## EXERCISE
The data below needs to be returned exactly, line for line.

[Stored data entries]
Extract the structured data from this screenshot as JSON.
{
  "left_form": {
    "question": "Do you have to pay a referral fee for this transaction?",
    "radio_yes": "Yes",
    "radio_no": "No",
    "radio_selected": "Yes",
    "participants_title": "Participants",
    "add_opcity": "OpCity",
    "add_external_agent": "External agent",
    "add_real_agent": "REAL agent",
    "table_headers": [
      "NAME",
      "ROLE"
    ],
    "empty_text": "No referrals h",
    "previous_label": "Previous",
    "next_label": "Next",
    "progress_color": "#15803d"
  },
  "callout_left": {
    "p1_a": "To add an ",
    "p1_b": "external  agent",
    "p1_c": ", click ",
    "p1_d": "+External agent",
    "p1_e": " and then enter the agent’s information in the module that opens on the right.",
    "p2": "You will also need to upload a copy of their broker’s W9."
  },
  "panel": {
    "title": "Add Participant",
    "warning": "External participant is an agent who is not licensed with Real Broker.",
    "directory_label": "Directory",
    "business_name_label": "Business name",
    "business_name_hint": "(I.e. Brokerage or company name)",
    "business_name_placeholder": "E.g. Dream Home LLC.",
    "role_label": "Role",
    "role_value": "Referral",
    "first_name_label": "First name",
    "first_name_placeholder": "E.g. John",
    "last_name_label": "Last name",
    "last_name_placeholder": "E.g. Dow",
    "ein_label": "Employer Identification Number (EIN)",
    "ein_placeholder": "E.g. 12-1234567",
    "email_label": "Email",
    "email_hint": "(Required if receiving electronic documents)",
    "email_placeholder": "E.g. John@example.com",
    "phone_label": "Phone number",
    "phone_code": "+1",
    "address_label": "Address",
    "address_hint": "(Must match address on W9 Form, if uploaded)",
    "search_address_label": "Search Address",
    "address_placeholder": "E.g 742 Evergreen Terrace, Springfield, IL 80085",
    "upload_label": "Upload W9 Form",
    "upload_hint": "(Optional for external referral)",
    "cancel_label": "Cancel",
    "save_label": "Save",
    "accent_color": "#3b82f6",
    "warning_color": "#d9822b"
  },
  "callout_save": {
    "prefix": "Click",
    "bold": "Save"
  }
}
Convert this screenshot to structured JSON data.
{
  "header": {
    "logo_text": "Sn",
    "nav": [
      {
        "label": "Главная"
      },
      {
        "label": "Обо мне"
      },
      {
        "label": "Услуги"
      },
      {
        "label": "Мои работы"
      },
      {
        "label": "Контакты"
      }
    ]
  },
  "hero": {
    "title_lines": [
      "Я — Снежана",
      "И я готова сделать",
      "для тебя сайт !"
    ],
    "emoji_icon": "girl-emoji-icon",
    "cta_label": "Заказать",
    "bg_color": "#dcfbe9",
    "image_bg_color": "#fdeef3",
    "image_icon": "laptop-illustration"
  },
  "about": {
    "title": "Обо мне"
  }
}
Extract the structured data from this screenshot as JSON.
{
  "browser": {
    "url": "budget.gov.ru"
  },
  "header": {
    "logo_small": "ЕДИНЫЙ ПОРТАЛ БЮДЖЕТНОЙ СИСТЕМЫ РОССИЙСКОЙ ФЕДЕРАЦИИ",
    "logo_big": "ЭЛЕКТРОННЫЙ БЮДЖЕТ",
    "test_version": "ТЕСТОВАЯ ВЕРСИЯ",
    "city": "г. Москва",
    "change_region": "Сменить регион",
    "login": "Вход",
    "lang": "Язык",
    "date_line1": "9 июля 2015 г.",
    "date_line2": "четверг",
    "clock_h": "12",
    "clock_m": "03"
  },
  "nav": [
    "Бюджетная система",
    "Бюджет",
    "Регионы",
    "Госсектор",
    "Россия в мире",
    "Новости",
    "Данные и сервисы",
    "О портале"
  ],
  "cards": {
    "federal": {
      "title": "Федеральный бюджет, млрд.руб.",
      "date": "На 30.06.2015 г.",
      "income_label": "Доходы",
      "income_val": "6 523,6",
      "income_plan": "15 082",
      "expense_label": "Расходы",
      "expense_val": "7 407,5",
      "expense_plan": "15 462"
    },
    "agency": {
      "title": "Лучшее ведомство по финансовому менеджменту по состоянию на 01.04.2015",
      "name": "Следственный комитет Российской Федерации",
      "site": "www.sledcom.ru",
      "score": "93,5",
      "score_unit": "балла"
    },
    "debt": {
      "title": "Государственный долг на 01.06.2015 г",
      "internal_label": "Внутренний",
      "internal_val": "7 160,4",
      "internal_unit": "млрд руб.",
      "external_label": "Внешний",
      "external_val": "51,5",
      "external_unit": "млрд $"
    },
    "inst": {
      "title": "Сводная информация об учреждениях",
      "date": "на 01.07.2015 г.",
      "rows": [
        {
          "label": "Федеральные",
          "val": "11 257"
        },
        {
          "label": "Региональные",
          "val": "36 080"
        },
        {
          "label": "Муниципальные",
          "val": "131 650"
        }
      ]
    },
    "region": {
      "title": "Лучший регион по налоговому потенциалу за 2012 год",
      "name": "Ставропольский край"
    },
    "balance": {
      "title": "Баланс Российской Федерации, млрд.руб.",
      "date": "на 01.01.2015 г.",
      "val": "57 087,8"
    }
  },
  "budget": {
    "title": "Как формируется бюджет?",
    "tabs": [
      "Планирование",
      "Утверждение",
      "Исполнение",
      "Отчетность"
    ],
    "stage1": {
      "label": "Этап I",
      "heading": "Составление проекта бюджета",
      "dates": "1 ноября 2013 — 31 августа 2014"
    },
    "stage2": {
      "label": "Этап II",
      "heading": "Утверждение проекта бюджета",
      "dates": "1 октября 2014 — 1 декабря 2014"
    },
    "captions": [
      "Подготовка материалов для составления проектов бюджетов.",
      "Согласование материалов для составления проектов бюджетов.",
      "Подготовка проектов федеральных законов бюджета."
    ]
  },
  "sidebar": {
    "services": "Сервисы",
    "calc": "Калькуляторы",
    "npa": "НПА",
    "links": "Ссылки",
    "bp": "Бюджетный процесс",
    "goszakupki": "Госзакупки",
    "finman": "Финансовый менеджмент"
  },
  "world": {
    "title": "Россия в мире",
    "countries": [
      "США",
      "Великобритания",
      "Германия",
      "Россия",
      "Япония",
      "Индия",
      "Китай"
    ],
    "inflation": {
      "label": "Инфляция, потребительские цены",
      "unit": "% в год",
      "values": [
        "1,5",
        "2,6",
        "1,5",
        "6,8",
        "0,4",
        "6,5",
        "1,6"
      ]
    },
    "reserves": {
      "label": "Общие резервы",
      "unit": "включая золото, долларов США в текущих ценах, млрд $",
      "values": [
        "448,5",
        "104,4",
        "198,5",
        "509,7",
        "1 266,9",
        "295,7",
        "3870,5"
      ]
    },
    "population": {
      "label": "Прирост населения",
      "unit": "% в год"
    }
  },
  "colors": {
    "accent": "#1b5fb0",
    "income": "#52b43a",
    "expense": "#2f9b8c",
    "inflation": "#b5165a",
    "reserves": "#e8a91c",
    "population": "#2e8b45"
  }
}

## RESPONSE TO THE TASK
Extract the structured data from this screenshot as JSON.
{
  "left_form": {
    "question": "Do you have to pay a referral fee for this transaction?",
    "radio_yes": "Yes",
    "radio_no": "No",
    "radio_selected": "Yes",
    "participants_title": "Participants",
    "add_opcity": "OpCity",
    "add_external_agent": "External agent",
    "add_real_agent": "REAL agent",
    "table_headers": [
      "NAME",
      "ROLE"
    ],
    "empty_text": "No referrals h",
    "previous_label": "Previous",
    "next_label": "Next",
    "progress_color": "#15803d"
  },
  "callout_left": {
    "p1_a": "To add an ",
    "p1_b": "external  agent",
    "p1_c": ", click ",
    "p1_d": "+External agent",
    "p1_e": " and then enter the agent’s information in the module that opens on the right.",
    "p2": "You will also need to upload a copy of their broker’s W9."
  },
  "panel": {
    "title": "Add Participant",
    "warning": "External participant is an agent who is not licensed with Real Broker.",
    "directory_label": "Directory",
    "business_name_label": "Business name",
    "business_name_hint": "(I.e. Brokerage or company name)",
    "business_name_placeholder": "E.g. Dream Home LLC.",
    "role_label": "Role",
    "role_value": "Referral",
    "first_name_label": "First name",
    "first_name_placeholder": "E.g. John",
    "last_name_label": "Last name",
    "last_name_placeholder": "E.g. Dow",
    "ein_label": "Employer Identification Number (EIN)",
    "ein_placeholder": "E.g. 12-1234567",
    "email_label": "Email",
    "email_hint": "(Required if receiving electronic documents)",
    "email_placeholder": "E.g. John@example.com",
    "phone_label": "Phone number",
    "phone_code": "+1",
    "address_label": "Address",
    "address_hint": "(Must match address on W9 Form, if uploaded)",
    "search_address_label": "Search Address",
    "address_placeholder": "E.g 742 Evergreen Terrace, Springfield, IL 80085",
    "upload_label": "Upload W9 Form",
    "upload_hint": "(Optional for external referral)",
    "cancel_label": "Cancel",
    "save_label": "Save",
    "accent_color": "#3b82f6",
    "warning_color": "#d9822b"
  },
  "callout_save": {
    "prefix": "Click",
    "bold": "Save"
  }
}
Convert this screenshot to structured JSON data.
{
  "header": {
    "logo_text": "Sn",
    "nav": [
      {
        "label": "Главная"
      },
      {
        "label": "Обо мне"
      },
      {
        "label": "Услуги"
      },
      {
        "label": "Мои работы"
      },
      {
        "label": "Контакты"
      }
    ]
  },
  "hero": {
    "title_lines": [
      "Я — Снежана",
      "И я готова сделать",
      "для тебя сайт !"
    ],
    "emoji_icon": "girl-emoji-icon",
    "cta_label": "Заказать",
    "bg_color": "#dcfbe9",
    "image_bg_color": "#fdeef3",
    "image_icon": "laptop-illustration"
  },
  "about": {
    "title": "Обо мне"
  }
}
Extract the structured data from this screenshot as JSON.
{
  "browser": {
    "url": "budget.gov.ru"
  },
  "header": {
    "logo_small": "ЕДИНЫЙ ПОРТАЛ БЮДЖЕТНОЙ СИСТЕМЫ РОССИЙСКОЙ ФЕДЕРАЦИИ",
    "logo_big": "ЭЛЕКТРОННЫЙ БЮДЖЕТ",
    "test_version": "ТЕСТОВАЯ ВЕРСИЯ",
    "city": "г. Москва",
    "change_region": "Сменить регион",
    "login": "Вход",
    "lang": "Язык",
    "date_line1": "9 июля 2015 г.",
    "date_line2": "четверг",
    "clock_h": "12",
    "clock_m": "03"
  },
  "nav": [
    "Бюджетная система",
    "Бюджет",
    "Регионы",
    "Госсектор",
    "Россия в мире",
    "Новости",
    "Данные и сервисы",
    "О портале"
  ],
  "cards": {
    "federal": {
      "title": "Федеральный бюджет, млрд.руб.",
      "date": "На 30.06.2015 г.",
      "income_label": "Доходы",
      "income_val": "6 523,6",
      "income_plan": "15 082",
      "expense_label": "Расходы",
      "expense_val": "7 407,5",
      "expense_plan": "15 462"
    },
    "agency": {
      "title": "Лучшее ведомство по финансовому менеджменту по состоянию на 01.04.2015",
      "name": "Следственный комитет Российской Федерации",
      "site": "www.sledcom.ru",
      "score": "93,5",
      "score_unit": "балла"
    },
    "debt": {
      "title": "Государственный долг на 01.06.2015 г",
      "internal_label": "Внутренний",
      "internal_val": "7 160,4",
      "internal_unit": "млрд руб.",
      "external_label": "Внешний",
      "external_val": "51,5",
      "external_unit": "млрд $"
    },
    "inst": {
      "title": "Сводная информация об учреждениях",
      "date": "на 01.07.2015 г.",
      "rows": [
        {
          "label": "Федеральные",
          "val": "11 257"
        },
        {
          "label": "Региональные",
          "val": "36 080"
        },
        {
          "label": "Муниципальные",
          "val": "131 650"
        }
      ]
    },
    "region": {
      "title": "Лучший регион по налоговому потенциалу за 2012 год",
      "name": "Ставропольский край"
    },
    "balance": {
      "title": "Баланс Российской Федерации, млрд.руб.",
      "date": "на 01.01.2015 г.",
      "val": "57 087,8"
    }
  },
  "budget": {
    "title": "Как формируется бюджет?",
    "tabs": [
      "Планирование",
      "Утверждение",
      "Исполнение",
      "Отчетность"
    ],
    "stage1": {
      "label": "Этап I",
      "heading": "Составление проекта бюджета",
      "dates": "1 ноября 2013 — 31 августа 2014"
    },
    "stage2": {
      "label": "Этап II",
      "heading": "Утверждение проекта бюджета",
      "dates": "1 октября 2014 — 1 декабря 2014"
    },
    "captions": [
      "Подготовка материалов для составления проектов бюджетов.",
      "Согласование материалов для составления проектов бюджетов.",
      "Подготовка проектов федеральных законов бюджета."
    ]
  },
  "sidebar": {
    "services": "Сервисы",
    "calc": "Калькуляторы",
    "npa": "НПА",
    "links": "Ссылки",
    "bp": "Бюджетный процесс",
    "goszakupki": "Госзакупки",
    "finman": "Финансовый менеджмент"
  },
  "world": {
    "title": "Россия в мире",
    "countries": [
      "США",
      "Великобритания",
      "Германия",
      "Россия",
      "Япония",
      "Индия",
      "Китай"
    ],
    "inflation": {
      "label": "Инфляция, потребительские цены",
      "unit": "% в год",
      "values": [
        "1,5",
        "2,6",
        "1,5",
        "6,8",
        "0,4",
        "6,5",
        "1,6"
      ]
    },
    "reserves": {
      "label": "Общие резервы",
      "unit": "включая золото, долларов США в текущих ценах, млрд $",
      "values": [
        "448,5",
        "104,4",
        "198,5",
        "509,7",
        "1 266,9",
        "295,7",
        "3870,5"
      ]
    },
    "population": {
      "label": "Прирост населения",
      "unit": "% в год"
    }
  },
  "colors": {
    "accent": "#1b5fb0",
    "income": "#52b43a",
    "expense": "#2f9b8c",
    "inflation": "#b5165a",
    "reserves": "#e8a91c",
    "population": "#2e8b45"
  }
}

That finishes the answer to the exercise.